◆ **REQUIREMENT**
Search the material for the string "title" and copy each line where it occurs.

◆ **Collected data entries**
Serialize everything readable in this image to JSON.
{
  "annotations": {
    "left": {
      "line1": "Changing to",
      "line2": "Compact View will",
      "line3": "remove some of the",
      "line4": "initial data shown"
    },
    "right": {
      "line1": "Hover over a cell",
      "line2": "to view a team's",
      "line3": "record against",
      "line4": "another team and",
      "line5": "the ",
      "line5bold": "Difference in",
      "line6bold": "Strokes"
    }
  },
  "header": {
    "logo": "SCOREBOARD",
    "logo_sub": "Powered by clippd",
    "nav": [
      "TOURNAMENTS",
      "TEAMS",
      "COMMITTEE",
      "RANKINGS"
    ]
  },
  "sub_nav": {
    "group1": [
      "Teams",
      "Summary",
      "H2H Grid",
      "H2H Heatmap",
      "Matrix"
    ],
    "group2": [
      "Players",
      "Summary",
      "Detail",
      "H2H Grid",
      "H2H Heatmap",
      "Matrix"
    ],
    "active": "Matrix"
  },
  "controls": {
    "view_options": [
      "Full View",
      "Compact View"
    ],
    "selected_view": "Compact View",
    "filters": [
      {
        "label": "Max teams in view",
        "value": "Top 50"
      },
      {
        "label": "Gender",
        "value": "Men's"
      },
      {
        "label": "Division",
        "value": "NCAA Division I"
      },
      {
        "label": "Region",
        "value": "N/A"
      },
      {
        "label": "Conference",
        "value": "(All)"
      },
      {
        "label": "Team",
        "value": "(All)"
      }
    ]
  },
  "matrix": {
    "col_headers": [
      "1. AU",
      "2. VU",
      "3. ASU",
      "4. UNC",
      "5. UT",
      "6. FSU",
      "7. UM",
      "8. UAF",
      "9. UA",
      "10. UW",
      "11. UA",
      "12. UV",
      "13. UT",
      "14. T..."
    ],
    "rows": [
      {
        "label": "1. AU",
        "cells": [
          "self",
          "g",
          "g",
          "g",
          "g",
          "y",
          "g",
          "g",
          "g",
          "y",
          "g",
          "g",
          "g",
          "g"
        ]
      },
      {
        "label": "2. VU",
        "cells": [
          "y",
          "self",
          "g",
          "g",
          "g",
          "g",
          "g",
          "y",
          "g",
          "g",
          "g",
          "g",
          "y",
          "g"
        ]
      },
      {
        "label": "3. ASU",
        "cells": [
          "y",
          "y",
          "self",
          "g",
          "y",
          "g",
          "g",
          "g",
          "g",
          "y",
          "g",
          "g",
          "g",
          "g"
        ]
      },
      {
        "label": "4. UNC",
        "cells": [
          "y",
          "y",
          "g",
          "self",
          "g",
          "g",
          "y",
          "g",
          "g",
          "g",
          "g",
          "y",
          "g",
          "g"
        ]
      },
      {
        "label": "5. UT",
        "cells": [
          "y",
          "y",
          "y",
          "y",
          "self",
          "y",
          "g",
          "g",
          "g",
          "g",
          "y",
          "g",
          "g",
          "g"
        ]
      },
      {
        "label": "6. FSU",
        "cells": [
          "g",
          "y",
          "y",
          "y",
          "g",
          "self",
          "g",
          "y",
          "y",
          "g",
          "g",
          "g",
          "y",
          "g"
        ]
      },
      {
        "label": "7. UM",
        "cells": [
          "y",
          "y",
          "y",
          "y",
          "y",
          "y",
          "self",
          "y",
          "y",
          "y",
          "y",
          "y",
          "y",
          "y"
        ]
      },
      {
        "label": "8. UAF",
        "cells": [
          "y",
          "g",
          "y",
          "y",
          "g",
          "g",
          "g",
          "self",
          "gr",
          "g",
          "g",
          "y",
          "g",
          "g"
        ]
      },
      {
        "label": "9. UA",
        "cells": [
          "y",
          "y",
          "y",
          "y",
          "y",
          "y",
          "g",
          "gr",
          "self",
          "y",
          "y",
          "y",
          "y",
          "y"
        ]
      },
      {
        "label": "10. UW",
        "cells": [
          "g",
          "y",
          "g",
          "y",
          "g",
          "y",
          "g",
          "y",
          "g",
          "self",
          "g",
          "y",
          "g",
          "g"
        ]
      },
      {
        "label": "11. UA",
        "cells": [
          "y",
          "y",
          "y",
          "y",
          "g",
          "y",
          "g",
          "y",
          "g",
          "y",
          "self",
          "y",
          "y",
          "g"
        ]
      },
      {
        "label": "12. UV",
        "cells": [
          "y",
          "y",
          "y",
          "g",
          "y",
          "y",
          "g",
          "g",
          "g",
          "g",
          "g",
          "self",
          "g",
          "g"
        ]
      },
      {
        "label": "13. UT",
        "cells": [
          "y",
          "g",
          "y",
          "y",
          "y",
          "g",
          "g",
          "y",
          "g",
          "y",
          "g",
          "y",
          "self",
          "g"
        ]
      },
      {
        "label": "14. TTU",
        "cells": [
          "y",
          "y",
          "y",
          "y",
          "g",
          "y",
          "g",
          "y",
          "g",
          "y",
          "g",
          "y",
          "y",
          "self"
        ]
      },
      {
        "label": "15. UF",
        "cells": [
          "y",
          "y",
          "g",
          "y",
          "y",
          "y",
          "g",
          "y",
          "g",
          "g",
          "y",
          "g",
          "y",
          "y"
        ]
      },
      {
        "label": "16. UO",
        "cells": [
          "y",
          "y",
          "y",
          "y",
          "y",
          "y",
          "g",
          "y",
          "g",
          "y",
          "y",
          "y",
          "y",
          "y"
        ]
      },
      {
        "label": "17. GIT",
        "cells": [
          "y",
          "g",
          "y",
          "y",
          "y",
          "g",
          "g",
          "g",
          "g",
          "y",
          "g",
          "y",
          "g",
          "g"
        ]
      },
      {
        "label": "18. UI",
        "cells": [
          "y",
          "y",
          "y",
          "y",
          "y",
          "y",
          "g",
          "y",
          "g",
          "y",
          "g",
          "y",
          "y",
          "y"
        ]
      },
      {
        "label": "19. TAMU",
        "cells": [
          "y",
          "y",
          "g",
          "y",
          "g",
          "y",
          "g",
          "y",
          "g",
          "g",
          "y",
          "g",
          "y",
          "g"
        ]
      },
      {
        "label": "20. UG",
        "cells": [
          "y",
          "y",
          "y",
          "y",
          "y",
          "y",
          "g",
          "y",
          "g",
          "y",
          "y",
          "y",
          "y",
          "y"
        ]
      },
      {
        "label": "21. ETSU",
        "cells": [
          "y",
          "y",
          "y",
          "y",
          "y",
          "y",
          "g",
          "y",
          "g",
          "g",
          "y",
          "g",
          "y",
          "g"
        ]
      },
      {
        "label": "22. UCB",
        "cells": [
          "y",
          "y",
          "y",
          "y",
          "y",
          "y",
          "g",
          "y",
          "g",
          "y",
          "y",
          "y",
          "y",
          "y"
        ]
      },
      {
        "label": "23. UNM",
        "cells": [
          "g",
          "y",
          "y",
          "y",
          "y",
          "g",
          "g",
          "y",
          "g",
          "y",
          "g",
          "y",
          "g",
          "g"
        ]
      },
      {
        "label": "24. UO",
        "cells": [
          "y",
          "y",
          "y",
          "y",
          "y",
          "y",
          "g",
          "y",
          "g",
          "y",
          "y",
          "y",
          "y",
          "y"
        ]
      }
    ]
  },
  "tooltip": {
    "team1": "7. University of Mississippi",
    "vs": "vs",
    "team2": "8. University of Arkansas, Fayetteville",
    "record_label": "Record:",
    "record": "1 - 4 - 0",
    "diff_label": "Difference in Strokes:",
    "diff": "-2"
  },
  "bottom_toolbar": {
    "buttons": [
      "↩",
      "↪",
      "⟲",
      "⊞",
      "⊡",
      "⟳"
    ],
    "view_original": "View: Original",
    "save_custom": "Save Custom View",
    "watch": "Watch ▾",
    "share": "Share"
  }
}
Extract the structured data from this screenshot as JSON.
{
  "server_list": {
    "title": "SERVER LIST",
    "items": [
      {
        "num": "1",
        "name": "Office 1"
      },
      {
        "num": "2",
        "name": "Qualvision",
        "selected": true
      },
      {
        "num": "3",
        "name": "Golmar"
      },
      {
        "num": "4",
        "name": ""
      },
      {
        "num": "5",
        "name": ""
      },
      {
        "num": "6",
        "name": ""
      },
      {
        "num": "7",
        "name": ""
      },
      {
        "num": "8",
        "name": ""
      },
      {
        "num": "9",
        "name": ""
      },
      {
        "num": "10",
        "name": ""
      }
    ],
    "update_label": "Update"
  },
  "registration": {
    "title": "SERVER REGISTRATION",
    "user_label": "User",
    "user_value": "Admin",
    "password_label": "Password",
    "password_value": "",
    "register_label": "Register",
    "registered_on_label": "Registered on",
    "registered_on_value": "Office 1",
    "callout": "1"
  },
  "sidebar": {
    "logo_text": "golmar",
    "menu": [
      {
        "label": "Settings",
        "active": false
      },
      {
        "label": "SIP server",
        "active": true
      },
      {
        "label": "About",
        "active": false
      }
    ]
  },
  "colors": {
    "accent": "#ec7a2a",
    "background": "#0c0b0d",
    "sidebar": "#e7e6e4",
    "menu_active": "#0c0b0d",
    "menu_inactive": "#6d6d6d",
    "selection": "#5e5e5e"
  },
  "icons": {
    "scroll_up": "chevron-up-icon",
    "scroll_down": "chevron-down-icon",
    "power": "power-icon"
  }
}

◆ **REPLY**
    "title": "SERVER LIST",
    "title": "SERVER REGISTRATION",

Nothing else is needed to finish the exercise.